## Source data
▼

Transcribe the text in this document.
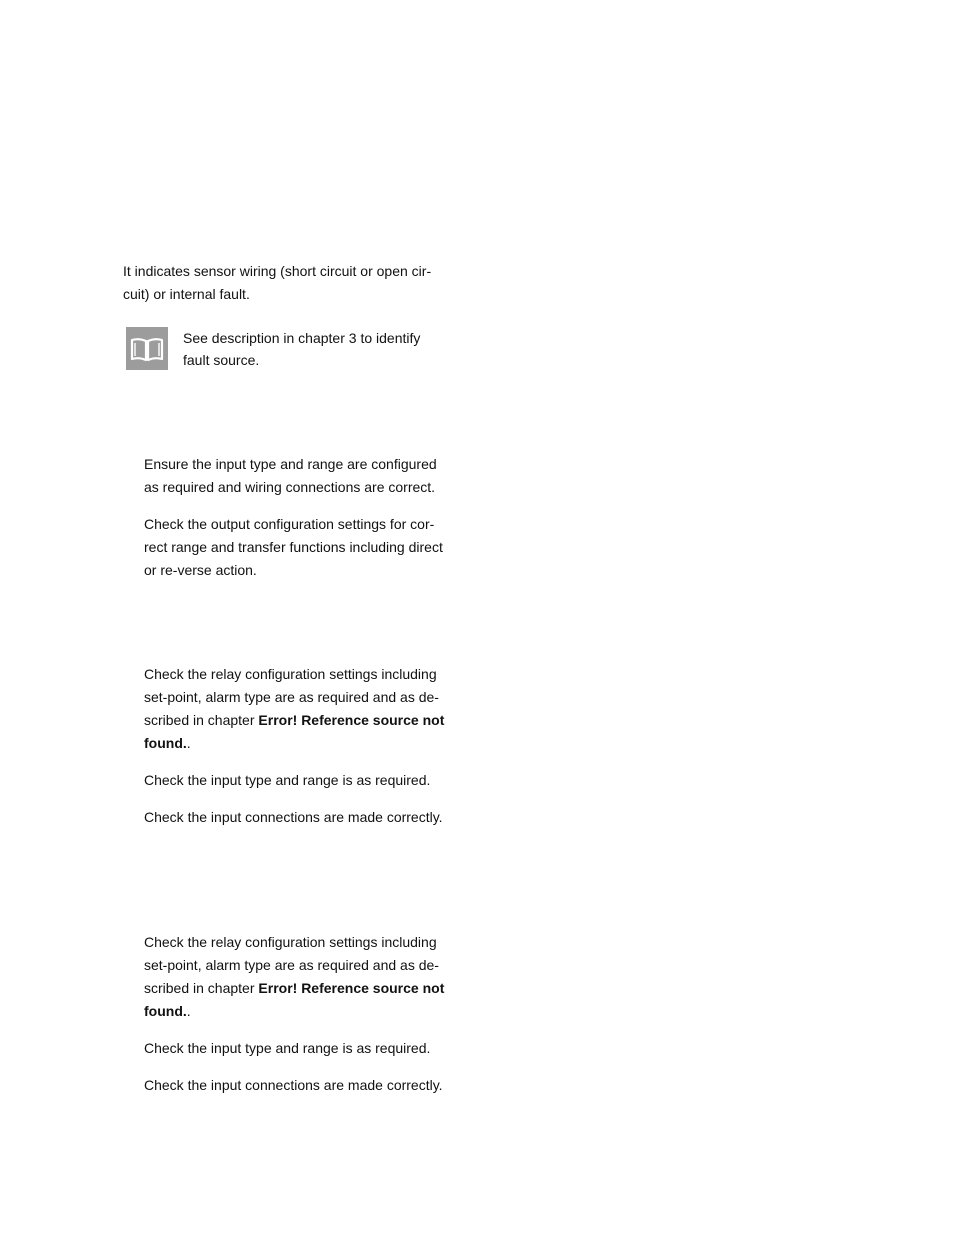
It indicates sensor wiring (short circuit or open cir-

cuit) or internal fault.

See description in chapter 3 to identify

fault source.

Ensure the input type and range are configured

as required and wiring connections are correct.

Check the output configuration settings for cor-

rect range and transfer functions including direct

or re-verse action.

Check the relay configuration settings including

set-point, alarm type are as required and as de-

scribed in chapter Error! Reference source not

found..

Check the input type and range is as required.

Check the input connections are made correctly.

Check the relay configuration settings including

set-point, alarm type are as required and as de-

scribed in chapter Error! Reference source not

found..

Check the input type and range is as required.

Check the input connections are made correctly.
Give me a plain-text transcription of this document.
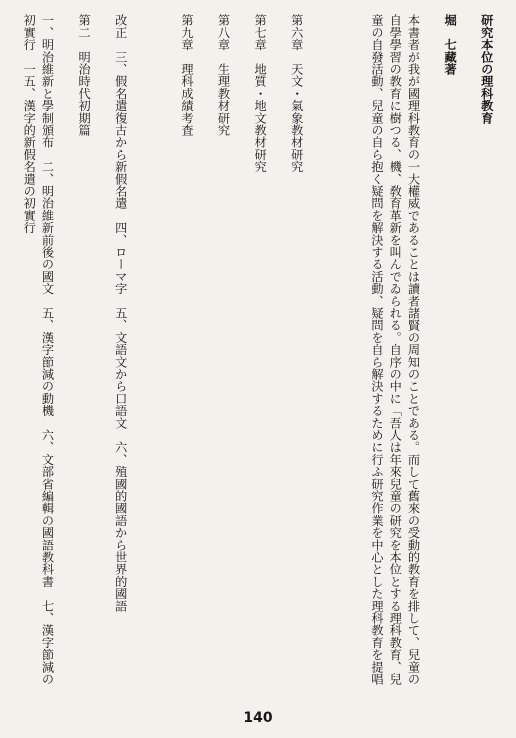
研究本位の理科教育

堀　七藏著

本書者が我が國理科教育の一大權威であることは讀者諸賢の周知のことである。而して舊來の受動的教育を排して、兒童の自學學習の教育に樹つる、機、敎育革新を叫んでゐられる。自序の中に「吾人は年來兒童の研究を本位とする理科教育、兒童の自發活動、兒童の自ら抱く疑問を解決する活動、疑問を自ら解決するために行ふ研究作業を中心とした理科教育を提唱

第六章　天文・氣象教材研究

第七章　地質・地文教材研究

第八章　生理教材研究

第九章　理科成績考査

改正　三、假名遣復古から新假名遣　四、ローマ字　五、文語文から口語文　六、殖國的國語から世界的國語

第二　明治時代初期篇

一、明治維新と學制頒布　二、明治維新前後の國文　五、漢字節減の動機　六、文部省編輯の國語教科書　七、漢字節減の初實行　一五、漢字的新假名遣の初實行

140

▲

## PROBLEM
Return the material word for word. Pictures are not part of the copy.

## WRITTEN REPLY
Transcribe the text in this document.
It indicates sensor wiring (short circuit or open cir-

cuit) or internal fault.

See description in chapter 3 to identify

fault source.

Ensure the input type and range are configured

as required and wiring connections are correct.

Check the output configuration settings for cor-

rect range and transfer functions including direct

or re-verse action.

Check the relay configuration settings including

set-point, alarm type are as required and as de-

scribed in chapter Error! Reference source not

found..

Check the input type and range is as required.

Check the input connections are made correctly.

Check the relay configuration settings including

set-point, alarm type are as required and as de-

scribed in chapter Error! Reference source not

found..

Check the input type and range is as required.

Check the input connections are made correctly.
Give me a plain-text transcription of this document.
研究本位の理科教育

堀　七藏著

本書者が我が國理科教育の一大權威であることは讀者諸賢の周知のことである。而して舊來の受動的教育を排して、兒童の自學學習の教育に樹つる、機、敎育革新を叫んでゐられる。自序の中に「吾人は年來兒童の研究を本位とする理科教育、兒童の自發活動、兒童の自ら抱く疑問を解決する活動、疑問を自ら解決するために行ふ研究作業を中心とした理科教育を提唱

第六章　天文・氣象教材研究

第七章　地質・地文教材研究

第八章　生理教材研究

第九章　理科成績考査

改正　三、假名遣復古から新假名遣　四、ローマ字　五、文語文から口語文　六、殖國的國語から世界的國語

第二　明治時代初期篇

一、明治維新と學制頒布　二、明治維新前後の國文　五、漢字節減の動機　六、文部省編輯の國語教科書　七、漢字節減の初實行　一五、漢字的新假名遣の初實行

140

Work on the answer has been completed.